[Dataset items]

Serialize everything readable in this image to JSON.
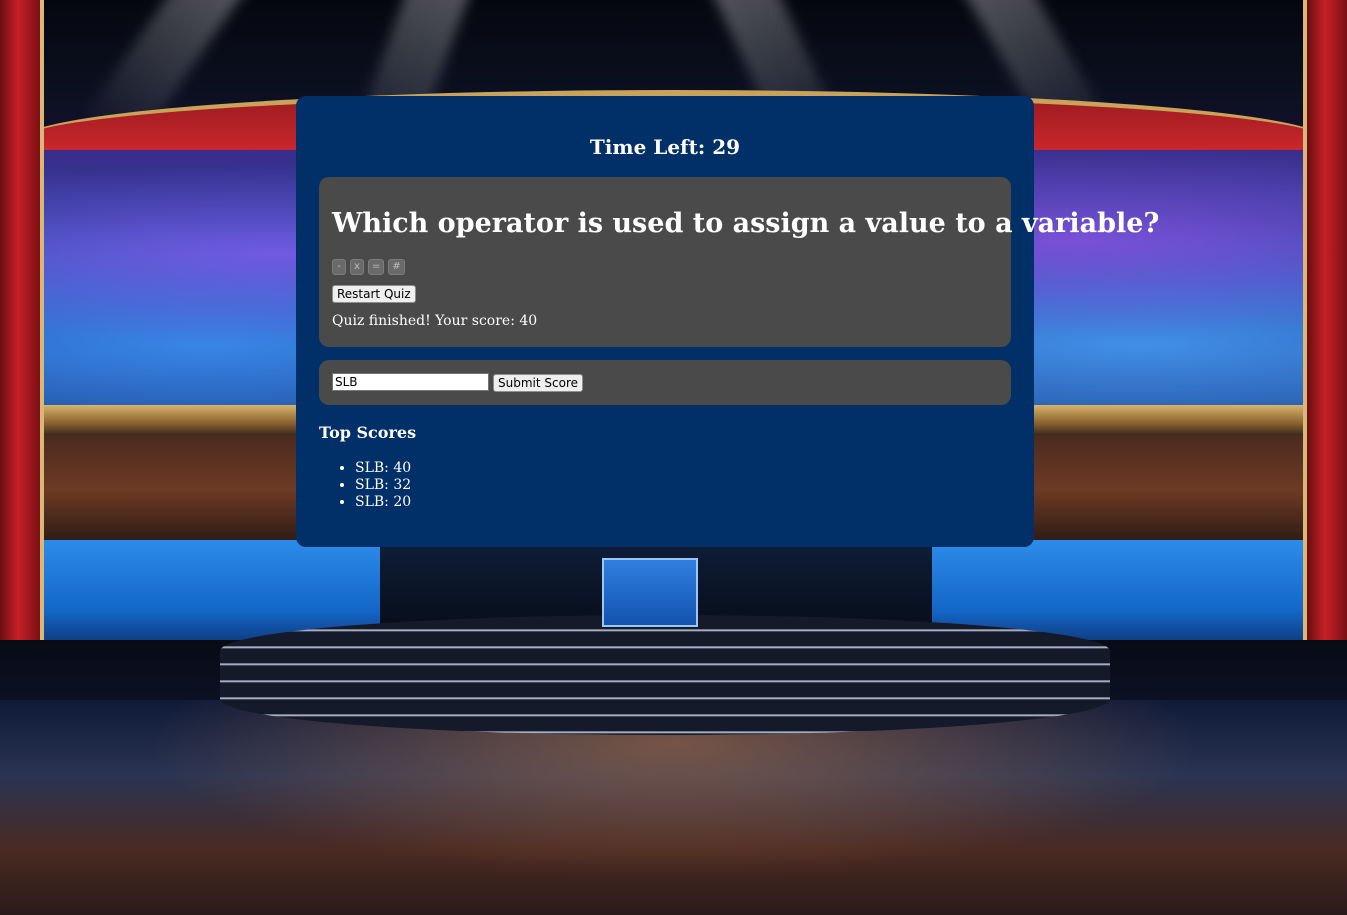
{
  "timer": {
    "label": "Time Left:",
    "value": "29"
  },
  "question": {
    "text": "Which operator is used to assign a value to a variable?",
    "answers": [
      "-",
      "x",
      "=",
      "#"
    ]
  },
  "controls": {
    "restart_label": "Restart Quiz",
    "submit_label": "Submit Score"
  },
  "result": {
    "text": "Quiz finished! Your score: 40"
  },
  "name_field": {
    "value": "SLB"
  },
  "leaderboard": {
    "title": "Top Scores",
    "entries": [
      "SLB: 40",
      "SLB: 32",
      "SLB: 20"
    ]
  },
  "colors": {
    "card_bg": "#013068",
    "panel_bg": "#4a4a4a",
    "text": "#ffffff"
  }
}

GIVEN INSTRUCTION:
Restate each entry word for word, please, but drop any images it holds.

RESPONSE TO THE TASK:
Serialize everything readable in this image to JSON.
{
  "timer": {
    "label": "Time Left:",
    "value": "29"
  },
  "question": {
    "text": "Which operator is used to assign a value to a variable?",
    "answers": [
      "-",
      "x",
      "=",
      "#"
    ]
  },
  "controls": {
    "restart_label": "Restart Quiz",
    "submit_label": "Submit Score"
  },
  "result": {
    "text": "Quiz finished! Your score: 40"
  },
  "name_field": {
    "value": "SLB"
  },
  "leaderboard": {
    "title": "Top Scores",
    "entries": [
      "SLB: 40",
      "SLB: 32",
      "SLB: 20"
    ]
  },
  "colors": {
    "card_bg": "#013068",
    "panel_bg": "#4a4a4a",
    "text": "#ffffff"
  }
}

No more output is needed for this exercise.